Your task is to copy each line that has the word "both".

[Supplied records start]

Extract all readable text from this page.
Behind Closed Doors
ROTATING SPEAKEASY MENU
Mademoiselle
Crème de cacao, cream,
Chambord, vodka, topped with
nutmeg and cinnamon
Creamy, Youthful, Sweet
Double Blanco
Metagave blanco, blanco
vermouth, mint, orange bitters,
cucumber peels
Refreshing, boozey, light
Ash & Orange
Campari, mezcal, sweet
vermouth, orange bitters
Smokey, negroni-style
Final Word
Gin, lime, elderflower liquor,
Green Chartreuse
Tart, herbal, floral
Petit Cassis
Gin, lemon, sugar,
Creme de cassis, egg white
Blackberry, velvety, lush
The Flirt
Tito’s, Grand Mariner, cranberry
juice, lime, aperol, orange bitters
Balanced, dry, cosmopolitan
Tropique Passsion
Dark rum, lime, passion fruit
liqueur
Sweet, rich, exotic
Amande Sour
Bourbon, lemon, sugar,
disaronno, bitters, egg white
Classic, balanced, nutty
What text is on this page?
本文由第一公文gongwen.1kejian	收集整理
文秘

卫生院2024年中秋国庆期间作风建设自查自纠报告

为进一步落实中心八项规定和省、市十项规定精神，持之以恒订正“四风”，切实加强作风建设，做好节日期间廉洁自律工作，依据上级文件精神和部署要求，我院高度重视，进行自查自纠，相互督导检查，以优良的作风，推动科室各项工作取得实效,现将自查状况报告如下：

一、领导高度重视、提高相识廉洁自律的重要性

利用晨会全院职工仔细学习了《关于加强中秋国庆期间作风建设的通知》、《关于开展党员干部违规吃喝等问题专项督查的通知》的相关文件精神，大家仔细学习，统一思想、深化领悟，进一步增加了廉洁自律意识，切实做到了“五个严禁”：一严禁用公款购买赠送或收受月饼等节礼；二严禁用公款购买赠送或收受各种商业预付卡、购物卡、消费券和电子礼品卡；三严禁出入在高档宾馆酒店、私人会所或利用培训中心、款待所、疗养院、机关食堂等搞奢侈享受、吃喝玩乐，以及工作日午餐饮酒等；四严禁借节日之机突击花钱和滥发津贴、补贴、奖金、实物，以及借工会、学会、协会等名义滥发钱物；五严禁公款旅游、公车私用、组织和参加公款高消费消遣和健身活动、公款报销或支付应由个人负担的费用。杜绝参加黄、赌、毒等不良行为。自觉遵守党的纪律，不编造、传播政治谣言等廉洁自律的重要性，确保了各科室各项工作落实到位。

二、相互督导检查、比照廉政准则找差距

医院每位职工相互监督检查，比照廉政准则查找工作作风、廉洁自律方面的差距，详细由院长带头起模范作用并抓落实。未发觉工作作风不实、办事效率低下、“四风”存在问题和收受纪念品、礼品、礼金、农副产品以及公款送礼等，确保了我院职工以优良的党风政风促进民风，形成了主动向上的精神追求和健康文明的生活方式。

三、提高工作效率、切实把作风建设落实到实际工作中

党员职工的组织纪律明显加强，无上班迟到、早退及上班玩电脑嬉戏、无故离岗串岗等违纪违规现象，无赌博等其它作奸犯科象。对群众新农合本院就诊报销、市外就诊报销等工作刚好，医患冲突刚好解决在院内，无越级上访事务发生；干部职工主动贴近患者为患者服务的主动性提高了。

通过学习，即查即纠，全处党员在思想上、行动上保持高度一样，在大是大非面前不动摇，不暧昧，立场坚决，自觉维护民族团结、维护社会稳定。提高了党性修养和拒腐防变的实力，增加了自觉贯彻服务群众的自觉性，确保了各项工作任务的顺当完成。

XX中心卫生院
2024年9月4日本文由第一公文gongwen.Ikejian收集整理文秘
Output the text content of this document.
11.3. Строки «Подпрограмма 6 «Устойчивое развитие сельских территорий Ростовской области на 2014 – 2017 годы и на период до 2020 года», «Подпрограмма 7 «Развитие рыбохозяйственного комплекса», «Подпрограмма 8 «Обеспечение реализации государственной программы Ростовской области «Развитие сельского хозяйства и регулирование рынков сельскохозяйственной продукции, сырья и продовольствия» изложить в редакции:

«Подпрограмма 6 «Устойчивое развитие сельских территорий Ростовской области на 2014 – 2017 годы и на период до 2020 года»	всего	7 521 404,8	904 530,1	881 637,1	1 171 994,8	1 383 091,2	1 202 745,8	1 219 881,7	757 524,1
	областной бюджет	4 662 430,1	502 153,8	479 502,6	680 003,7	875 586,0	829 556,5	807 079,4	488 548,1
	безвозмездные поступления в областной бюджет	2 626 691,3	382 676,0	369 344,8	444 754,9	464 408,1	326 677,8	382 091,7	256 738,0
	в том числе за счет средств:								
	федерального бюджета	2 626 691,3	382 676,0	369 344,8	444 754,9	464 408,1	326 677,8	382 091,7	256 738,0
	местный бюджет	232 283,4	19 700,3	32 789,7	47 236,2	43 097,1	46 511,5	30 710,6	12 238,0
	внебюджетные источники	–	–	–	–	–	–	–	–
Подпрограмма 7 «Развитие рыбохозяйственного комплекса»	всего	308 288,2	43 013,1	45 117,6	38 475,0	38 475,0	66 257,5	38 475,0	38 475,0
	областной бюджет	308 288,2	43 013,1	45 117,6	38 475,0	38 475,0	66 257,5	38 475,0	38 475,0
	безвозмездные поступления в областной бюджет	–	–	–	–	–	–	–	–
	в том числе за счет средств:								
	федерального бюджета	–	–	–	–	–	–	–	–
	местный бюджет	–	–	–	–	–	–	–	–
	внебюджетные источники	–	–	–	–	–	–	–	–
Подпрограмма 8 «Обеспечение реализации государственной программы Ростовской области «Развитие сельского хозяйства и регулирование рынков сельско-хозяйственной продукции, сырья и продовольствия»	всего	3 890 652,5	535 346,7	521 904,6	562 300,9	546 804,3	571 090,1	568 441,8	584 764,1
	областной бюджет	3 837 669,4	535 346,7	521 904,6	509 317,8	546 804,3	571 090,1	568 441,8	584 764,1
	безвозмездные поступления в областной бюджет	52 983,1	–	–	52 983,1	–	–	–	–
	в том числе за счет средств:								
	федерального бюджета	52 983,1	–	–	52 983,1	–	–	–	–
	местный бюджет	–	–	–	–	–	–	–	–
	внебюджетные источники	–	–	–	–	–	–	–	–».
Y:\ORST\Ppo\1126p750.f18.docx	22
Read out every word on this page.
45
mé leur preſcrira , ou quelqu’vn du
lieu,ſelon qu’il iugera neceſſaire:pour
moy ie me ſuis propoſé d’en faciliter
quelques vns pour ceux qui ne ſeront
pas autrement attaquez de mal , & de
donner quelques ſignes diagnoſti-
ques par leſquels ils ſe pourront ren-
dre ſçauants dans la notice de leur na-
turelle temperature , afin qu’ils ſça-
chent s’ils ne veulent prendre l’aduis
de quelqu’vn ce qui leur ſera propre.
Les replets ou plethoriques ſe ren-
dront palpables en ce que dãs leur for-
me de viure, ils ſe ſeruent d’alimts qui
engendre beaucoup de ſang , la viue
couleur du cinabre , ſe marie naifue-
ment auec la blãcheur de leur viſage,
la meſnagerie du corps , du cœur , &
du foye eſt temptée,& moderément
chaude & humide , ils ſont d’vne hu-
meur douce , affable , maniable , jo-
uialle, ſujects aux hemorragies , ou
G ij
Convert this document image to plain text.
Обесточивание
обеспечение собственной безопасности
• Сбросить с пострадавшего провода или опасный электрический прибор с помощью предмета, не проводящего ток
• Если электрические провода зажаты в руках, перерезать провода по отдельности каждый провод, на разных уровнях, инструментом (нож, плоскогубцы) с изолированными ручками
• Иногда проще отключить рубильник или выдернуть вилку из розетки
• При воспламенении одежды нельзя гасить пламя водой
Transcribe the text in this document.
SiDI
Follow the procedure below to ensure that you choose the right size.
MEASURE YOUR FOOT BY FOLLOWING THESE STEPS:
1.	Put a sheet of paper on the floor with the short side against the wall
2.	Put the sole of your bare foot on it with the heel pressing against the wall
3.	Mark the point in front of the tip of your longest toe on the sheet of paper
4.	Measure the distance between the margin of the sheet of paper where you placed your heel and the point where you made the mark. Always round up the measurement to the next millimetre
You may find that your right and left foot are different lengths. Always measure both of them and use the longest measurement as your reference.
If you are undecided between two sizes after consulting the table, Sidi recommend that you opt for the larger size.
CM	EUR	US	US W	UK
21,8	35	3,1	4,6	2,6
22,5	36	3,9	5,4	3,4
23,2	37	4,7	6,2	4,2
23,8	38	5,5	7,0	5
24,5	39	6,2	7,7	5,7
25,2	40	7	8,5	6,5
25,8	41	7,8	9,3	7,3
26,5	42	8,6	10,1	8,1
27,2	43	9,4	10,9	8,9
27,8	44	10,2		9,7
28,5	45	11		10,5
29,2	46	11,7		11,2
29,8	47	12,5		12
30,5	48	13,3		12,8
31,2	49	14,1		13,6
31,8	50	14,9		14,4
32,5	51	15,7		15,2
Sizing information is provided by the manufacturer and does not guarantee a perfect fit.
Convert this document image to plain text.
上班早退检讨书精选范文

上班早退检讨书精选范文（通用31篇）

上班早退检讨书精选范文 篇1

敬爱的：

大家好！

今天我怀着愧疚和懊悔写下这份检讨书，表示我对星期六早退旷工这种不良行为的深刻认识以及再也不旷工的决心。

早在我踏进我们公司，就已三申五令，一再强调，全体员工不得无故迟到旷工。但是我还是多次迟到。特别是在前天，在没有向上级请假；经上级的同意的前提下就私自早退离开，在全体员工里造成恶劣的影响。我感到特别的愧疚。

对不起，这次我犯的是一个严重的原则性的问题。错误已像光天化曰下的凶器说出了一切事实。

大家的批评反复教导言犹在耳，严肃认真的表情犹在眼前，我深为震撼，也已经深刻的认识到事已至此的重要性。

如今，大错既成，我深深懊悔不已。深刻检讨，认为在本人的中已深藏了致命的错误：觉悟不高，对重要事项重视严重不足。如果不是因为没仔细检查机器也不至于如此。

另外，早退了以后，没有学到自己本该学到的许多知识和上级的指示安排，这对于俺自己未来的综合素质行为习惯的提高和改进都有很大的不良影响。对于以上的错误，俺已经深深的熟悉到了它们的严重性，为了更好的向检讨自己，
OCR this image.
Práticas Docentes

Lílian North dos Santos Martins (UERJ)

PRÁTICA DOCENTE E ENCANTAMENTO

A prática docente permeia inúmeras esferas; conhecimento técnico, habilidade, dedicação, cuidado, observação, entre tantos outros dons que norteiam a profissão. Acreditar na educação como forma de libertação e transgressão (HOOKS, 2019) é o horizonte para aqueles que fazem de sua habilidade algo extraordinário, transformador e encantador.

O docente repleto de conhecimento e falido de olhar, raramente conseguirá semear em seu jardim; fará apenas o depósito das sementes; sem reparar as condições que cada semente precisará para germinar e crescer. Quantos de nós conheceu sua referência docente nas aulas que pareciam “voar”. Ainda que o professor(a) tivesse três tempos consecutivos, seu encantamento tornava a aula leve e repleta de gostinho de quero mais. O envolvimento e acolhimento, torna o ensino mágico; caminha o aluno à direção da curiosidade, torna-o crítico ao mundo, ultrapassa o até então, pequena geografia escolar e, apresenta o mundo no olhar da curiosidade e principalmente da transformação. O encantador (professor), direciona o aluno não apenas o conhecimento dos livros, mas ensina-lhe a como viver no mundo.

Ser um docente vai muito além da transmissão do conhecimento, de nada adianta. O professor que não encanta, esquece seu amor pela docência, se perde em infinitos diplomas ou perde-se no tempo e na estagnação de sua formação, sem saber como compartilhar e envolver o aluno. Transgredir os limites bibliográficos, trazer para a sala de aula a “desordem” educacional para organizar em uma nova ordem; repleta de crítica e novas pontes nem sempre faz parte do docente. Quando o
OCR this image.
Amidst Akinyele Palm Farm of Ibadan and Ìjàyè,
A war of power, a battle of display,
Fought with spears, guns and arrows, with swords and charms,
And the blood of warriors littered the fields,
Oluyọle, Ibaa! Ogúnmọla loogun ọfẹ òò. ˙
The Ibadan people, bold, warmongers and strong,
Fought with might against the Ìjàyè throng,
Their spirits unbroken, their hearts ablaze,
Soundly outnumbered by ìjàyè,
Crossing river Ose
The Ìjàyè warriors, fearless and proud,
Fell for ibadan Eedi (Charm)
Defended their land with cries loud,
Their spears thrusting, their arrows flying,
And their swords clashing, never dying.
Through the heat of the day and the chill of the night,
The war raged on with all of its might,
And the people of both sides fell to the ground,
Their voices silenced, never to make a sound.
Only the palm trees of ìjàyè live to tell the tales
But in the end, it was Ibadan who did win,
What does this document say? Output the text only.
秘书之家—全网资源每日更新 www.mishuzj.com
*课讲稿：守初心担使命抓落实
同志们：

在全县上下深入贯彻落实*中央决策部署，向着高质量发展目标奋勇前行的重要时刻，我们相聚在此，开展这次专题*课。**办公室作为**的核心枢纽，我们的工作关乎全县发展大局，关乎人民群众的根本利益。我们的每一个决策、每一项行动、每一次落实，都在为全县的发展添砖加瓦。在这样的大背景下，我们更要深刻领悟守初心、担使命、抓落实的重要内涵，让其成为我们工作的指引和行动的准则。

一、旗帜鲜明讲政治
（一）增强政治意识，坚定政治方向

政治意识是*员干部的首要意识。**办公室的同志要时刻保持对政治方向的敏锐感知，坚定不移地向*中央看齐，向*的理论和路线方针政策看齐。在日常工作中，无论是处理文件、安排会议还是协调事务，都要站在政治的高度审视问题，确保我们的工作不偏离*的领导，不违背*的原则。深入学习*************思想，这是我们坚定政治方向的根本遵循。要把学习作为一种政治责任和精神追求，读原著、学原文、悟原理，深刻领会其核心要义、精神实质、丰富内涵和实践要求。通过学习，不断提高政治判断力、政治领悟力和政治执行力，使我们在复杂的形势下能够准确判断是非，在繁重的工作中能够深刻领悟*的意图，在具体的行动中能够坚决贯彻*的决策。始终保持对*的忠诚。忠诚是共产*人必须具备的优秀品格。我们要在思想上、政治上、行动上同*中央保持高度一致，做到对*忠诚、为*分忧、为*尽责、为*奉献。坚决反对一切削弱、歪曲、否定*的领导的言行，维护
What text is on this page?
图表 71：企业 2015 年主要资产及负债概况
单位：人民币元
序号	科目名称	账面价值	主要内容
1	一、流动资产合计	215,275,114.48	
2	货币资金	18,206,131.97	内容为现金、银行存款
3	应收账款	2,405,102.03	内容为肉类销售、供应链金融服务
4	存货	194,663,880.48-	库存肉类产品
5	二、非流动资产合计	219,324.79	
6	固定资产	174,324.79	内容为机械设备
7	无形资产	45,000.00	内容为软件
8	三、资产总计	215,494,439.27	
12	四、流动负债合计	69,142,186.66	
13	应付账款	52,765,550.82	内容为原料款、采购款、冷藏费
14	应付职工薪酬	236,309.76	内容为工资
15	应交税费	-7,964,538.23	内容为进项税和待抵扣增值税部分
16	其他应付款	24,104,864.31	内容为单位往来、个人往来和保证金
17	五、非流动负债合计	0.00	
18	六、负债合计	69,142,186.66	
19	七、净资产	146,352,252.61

[Supplied records end]

Result:
You may find that your right and left foot are different lengths. Always measure both of them and use the longest measurement as your reference.
And the people of both sides fell to the ground,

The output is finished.